**CHALLENGE**
Type out the records that follow, exactly as given.

+ + + +

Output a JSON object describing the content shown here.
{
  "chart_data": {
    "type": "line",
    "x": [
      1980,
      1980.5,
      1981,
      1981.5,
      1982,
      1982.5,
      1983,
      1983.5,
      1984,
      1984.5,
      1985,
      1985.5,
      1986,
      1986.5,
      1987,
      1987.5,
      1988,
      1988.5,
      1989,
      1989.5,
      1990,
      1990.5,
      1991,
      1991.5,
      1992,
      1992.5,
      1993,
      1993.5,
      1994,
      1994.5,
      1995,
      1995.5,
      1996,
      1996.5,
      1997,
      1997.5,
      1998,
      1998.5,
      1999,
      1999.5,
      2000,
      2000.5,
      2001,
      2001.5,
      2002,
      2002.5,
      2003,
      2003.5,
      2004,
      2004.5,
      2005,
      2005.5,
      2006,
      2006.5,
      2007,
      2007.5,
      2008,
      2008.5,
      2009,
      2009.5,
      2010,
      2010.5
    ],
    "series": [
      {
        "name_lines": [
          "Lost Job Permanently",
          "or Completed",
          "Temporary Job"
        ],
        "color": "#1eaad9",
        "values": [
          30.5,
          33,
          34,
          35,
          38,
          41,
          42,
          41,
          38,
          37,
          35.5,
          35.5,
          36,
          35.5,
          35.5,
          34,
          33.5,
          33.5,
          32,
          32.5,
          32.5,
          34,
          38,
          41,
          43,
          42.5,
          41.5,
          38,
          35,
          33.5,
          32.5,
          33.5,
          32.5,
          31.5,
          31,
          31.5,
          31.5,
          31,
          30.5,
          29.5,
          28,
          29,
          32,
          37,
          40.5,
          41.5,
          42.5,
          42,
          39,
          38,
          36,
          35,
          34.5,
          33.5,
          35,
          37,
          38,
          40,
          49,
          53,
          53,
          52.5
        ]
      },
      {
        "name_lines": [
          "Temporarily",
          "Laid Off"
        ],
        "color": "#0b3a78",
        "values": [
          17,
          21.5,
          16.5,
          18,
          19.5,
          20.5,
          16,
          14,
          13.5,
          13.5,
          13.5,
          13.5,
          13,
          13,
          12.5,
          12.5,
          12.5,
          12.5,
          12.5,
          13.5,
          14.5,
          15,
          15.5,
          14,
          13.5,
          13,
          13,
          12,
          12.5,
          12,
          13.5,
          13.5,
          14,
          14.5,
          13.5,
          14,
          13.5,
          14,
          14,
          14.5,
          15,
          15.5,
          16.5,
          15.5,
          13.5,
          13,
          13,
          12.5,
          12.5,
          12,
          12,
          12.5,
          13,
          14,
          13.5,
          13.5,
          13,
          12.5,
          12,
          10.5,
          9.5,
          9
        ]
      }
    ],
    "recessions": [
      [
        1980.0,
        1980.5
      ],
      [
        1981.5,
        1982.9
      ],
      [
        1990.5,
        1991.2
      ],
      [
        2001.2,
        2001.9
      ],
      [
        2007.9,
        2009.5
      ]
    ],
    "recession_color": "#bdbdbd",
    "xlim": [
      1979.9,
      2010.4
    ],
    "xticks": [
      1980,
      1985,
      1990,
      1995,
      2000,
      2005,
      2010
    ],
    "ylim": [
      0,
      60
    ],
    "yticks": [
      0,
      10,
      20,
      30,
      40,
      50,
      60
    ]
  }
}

+ + + +

**EXERCISE RESPONSE**
Output a JSON object describing the content shown here.
{
  "chart_data": {
    "type": "line",
    "x": [
      1980,
      1980.5,
      1981,
      1981.5,
      1982,
      1982.5,
      1983,
      1983.5,
      1984,
      1984.5,
      1985,
      1985.5,
      1986,
      1986.5,
      1987,
      1987.5,
      1988,
      1988.5,
      1989,
      1989.5,
      1990,
      1990.5,
      1991,
      1991.5,
      1992,
      1992.5,
      1993,
      1993.5,
      1994,
      1994.5,
      1995,
      1995.5,
      1996,
      1996.5,
      1997,
      1997.5,
      1998,
      1998.5,
      1999,
      1999.5,
      2000,
      2000.5,
      2001,
      2001.5,
      2002,
      2002.5,
      2003,
      2003.5,
      2004,
      2004.5,
      2005,
      2005.5,
      2006,
      2006.5,
      2007,
      2007.5,
      2008,
      2008.5,
      2009,
      2009.5,
      2010,
      2010.5
    ],
    "series": [
      {
        "name_lines": [
          "Lost Job Permanently",
          "or Completed",
          "Temporary Job"
        ],
        "color": "#1eaad9",
        "values": [
          30.5,
          33,
          34,
          35,
          38,
          41,
          42,
          41,
          38,
          37,
          35.5,
          35.5,
          36,
          35.5,
          35.5,
          34,
          33.5,
          33.5,
          32,
          32.5,
          32.5,
          34,
          38,
          41,
          43,
          42.5,
          41.5,
          38,
          35,
          33.5,
          32.5,
          33.5,
          32.5,
          31.5,
          31,
          31.5,
          31.5,
          31,
          30.5,
          29.5,
          28,
          29,
          32,
          37,
          40.5,
          41.5,
          42.5,
          42,
          39,
          38,
          36,
          35,
          34.5,
          33.5,
          35,
          37,
          38,
          40,
          49,
          53,
          53,
          52.5
        ]
      },
      {
        "name_lines": [
          "Temporarily",
          "Laid Off"
        ],
        "color": "#0b3a78",
        "values": [
          17,
          21.5,
          16.5,
          18,
          19.5,
          20.5,
          16,
          14,
          13.5,
          13.5,
          13.5,
          13.5,
          13,
          13,
          12.5,
          12.5,
          12.5,
          12.5,
          12.5,
          13.5,
          14.5,
          15,
          15.5,
          14,
          13.5,
          13,
          13,
          12,
          12.5,
          12,
          13.5,
          13.5,
          14,
          14.5,
          13.5,
          14,
          13.5,
          14,
          14,
          14.5,
          15,
          15.5,
          16.5,
          15.5,
          13.5,
          13,
          13,
          12.5,
          12.5,
          12,
          12,
          12.5,
          13,
          14,
          13.5,
          13.5,
          13,
          12.5,
          12,
          10.5,
          9.5,
          9
        ]
      }
    ],
    "recessions": [
      [
        1980.0,
        1980.5
      ],
      [
        1981.5,
        1982.9
      ],
      [
        1990.5,
        1991.2
      ],
      [
        2001.2,
        2001.9
      ],
      [
        2007.9,
        2009.5
      ]
    ],
    "recession_color": "#bdbdbd",
    "xlim": [
      1979.9,
      2010.4
    ],
    "xticks": [
      1980,
      1985,
      1990,
      1995,
      2000,
      2005,
      2010
    ],
    "ylim": [
      0,
      60
    ],
    "yticks": [
      0,
      10,
      20,
      30,
      40,
      50,
      60
    ]
  }
}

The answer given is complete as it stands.